Dataset items:
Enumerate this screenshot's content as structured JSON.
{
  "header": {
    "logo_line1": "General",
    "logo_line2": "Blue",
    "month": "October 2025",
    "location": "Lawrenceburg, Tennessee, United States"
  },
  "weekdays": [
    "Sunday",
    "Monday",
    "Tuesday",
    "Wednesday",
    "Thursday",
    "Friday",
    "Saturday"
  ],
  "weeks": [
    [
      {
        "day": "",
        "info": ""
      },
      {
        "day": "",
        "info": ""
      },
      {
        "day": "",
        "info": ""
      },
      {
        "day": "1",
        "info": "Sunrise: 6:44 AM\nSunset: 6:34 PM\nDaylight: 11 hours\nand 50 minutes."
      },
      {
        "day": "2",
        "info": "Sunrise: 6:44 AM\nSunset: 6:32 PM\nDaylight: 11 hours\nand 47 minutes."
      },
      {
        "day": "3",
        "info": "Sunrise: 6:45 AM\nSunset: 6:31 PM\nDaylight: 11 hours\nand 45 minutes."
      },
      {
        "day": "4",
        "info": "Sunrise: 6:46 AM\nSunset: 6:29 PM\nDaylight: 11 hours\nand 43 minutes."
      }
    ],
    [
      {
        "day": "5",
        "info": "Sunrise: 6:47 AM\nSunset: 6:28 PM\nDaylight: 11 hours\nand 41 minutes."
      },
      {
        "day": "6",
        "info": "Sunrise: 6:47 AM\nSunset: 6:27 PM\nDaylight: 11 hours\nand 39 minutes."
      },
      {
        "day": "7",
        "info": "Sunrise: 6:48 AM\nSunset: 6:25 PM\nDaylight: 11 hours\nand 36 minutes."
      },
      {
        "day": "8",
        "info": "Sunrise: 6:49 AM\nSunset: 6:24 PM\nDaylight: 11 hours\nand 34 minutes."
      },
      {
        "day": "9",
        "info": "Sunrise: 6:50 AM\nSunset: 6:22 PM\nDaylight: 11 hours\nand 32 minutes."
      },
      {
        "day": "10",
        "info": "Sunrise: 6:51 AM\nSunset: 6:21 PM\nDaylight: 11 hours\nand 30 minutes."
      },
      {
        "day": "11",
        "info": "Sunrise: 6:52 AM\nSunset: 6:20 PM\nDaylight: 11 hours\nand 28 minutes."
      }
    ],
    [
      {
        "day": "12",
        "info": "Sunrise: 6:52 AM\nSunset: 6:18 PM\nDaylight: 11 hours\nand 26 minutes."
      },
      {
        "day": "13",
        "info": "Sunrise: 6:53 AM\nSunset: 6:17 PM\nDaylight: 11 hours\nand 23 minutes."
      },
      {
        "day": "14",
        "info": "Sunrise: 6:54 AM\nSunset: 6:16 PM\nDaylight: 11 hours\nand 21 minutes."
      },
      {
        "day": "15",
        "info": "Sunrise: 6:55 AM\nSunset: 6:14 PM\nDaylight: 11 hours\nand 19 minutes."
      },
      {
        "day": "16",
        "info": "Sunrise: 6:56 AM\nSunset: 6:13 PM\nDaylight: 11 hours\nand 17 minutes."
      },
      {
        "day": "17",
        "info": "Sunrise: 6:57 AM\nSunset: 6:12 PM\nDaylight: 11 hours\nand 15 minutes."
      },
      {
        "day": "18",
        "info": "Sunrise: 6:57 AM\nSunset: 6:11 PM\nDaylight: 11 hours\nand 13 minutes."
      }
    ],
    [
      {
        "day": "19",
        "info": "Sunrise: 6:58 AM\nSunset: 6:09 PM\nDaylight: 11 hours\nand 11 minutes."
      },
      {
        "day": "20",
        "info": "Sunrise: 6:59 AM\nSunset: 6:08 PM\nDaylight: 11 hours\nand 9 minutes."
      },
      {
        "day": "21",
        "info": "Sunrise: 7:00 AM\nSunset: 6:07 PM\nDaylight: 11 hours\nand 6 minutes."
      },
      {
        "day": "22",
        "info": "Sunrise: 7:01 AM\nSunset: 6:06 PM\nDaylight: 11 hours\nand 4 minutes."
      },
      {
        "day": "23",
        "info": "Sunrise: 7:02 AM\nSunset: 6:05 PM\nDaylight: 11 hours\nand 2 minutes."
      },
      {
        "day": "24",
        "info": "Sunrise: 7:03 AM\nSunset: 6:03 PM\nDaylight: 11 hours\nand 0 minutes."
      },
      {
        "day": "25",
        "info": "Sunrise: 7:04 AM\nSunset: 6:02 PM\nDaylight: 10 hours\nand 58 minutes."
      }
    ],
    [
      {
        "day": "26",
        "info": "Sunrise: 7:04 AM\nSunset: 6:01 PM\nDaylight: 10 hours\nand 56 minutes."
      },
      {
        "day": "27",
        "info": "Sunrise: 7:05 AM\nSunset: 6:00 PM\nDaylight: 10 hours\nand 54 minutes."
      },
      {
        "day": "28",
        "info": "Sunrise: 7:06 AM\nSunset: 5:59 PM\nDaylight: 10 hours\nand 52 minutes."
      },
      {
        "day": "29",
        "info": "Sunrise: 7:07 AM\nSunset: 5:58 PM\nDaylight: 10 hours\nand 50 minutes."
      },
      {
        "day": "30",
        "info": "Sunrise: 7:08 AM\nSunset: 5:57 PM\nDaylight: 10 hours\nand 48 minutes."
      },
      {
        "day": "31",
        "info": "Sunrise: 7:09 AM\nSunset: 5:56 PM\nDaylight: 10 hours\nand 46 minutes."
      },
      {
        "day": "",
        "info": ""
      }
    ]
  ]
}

SET EXERCISE: Please reproduce every line of the material word for word.

THE OUTPUT:
Enumerate this screenshot's content as structured JSON.
{
  "header": {
    "logo_line1": "General",
    "logo_line2": "Blue",
    "month": "October 2025",
    "location": "Lawrenceburg, Tennessee, United States"
  },
  "weekdays": [
    "Sunday",
    "Monday",
    "Tuesday",
    "Wednesday",
    "Thursday",
    "Friday",
    "Saturday"
  ],
  "weeks": [
    [
      {
        "day": "",
        "info": ""
      },
      {
        "day": "",
        "info": ""
      },
      {
        "day": "",
        "info": ""
      },
      {
        "day": "1",
        "info": "Sunrise: 6:44 AM\nSunset: 6:34 PM\nDaylight: 11 hours\nand 50 minutes."
      },
      {
        "day": "2",
        "info": "Sunrise: 6:44 AM\nSunset: 6:32 PM\nDaylight: 11 hours\nand 47 minutes."
      },
      {
        "day": "3",
        "info": "Sunrise: 6:45 AM\nSunset: 6:31 PM\nDaylight: 11 hours\nand 45 minutes."
      },
      {
        "day": "4",
        "info": "Sunrise: 6:46 AM\nSunset: 6:29 PM\nDaylight: 11 hours\nand 43 minutes."
      }
    ],
    [
      {
        "day": "5",
        "info": "Sunrise: 6:47 AM\nSunset: 6:28 PM\nDaylight: 11 hours\nand 41 minutes."
      },
      {
        "day": "6",
        "info": "Sunrise: 6:47 AM\nSunset: 6:27 PM\nDaylight: 11 hours\nand 39 minutes."
      },
      {
        "day": "7",
        "info": "Sunrise: 6:48 AM\nSunset: 6:25 PM\nDaylight: 11 hours\nand 36 minutes."
      },
      {
        "day": "8",
        "info": "Sunrise: 6:49 AM\nSunset: 6:24 PM\nDaylight: 11 hours\nand 34 minutes."
      },
      {
        "day": "9",
        "info": "Sunrise: 6:50 AM\nSunset: 6:22 PM\nDaylight: 11 hours\nand 32 minutes."
      },
      {
        "day": "10",
        "info": "Sunrise: 6:51 AM\nSunset: 6:21 PM\nDaylight: 11 hours\nand 30 minutes."
      },
      {
        "day": "11",
        "info": "Sunrise: 6:52 AM\nSunset: 6:20 PM\nDaylight: 11 hours\nand 28 minutes."
      }
    ],
    [
      {
        "day": "12",
        "info": "Sunrise: 6:52 AM\nSunset: 6:18 PM\nDaylight: 11 hours\nand 26 minutes."
      },
      {
        "day": "13",
        "info": "Sunrise: 6:53 AM\nSunset: 6:17 PM\nDaylight: 11 hours\nand 23 minutes."
      },
      {
        "day": "14",
        "info": "Sunrise: 6:54 AM\nSunset: 6:16 PM\nDaylight: 11 hours\nand 21 minutes."
      },
      {
        "day": "15",
        "info": "Sunrise: 6:55 AM\nSunset: 6:14 PM\nDaylight: 11 hours\nand 19 minutes."
      },
      {
        "day": "16",
        "info": "Sunrise: 6:56 AM\nSunset: 6:13 PM\nDaylight: 11 hours\nand 17 minutes."
      },
      {
        "day": "17",
        "info": "Sunrise: 6:57 AM\nSunset: 6:12 PM\nDaylight: 11 hours\nand 15 minutes."
      },
      {
        "day": "18",
        "info": "Sunrise: 6:57 AM\nSunset: 6:11 PM\nDaylight: 11 hours\nand 13 minutes."
      }
    ],
    [
      {
        "day": "19",
        "info": "Sunrise: 6:58 AM\nSunset: 6:09 PM\nDaylight: 11 hours\nand 11 minutes."
      },
      {
        "day": "20",
        "info": "Sunrise: 6:59 AM\nSunset: 6:08 PM\nDaylight: 11 hours\nand 9 minutes."
      },
      {
        "day": "21",
        "info": "Sunrise: 7:00 AM\nSunset: 6:07 PM\nDaylight: 11 hours\nand 6 minutes."
      },
      {
        "day": "22",
        "info": "Sunrise: 7:01 AM\nSunset: 6:06 PM\nDaylight: 11 hours\nand 4 minutes."
      },
      {
        "day": "23",
        "info": "Sunrise: 7:02 AM\nSunset: 6:05 PM\nDaylight: 11 hours\nand 2 minutes."
      },
      {
        "day": "24",
        "info": "Sunrise: 7:03 AM\nSunset: 6:03 PM\nDaylight: 11 hours\nand 0 minutes."
      },
      {
        "day": "25",
        "info": "Sunrise: 7:04 AM\nSunset: 6:02 PM\nDaylight: 10 hours\nand 58 minutes."
      }
    ],
    [
      {
        "day": "26",
        "info": "Sunrise: 7:04 AM\nSunset: 6:01 PM\nDaylight: 10 hours\nand 56 minutes."
      },
      {
        "day": "27",
        "info": "Sunrise: 7:05 AM\nSunset: 6:00 PM\nDaylight: 10 hours\nand 54 minutes."
      },
      {
        "day": "28",
        "info": "Sunrise: 7:06 AM\nSunset: 5:59 PM\nDaylight: 10 hours\nand 52 minutes."
      },
      {
        "day": "29",
        "info": "Sunrise: 7:07 AM\nSunset: 5:58 PM\nDaylight: 10 hours\nand 50 minutes."
      },
      {
        "day": "30",
        "info": "Sunrise: 7:08 AM\nSunset: 5:57 PM\nDaylight: 10 hours\nand 48 minutes."
      },
      {
        "day": "31",
        "info": "Sunrise: 7:09 AM\nSunset: 5:56 PM\nDaylight: 10 hours\nand 46 minutes."
      },
      {
        "day": "",
        "info": ""
      }
    ]
  ]
}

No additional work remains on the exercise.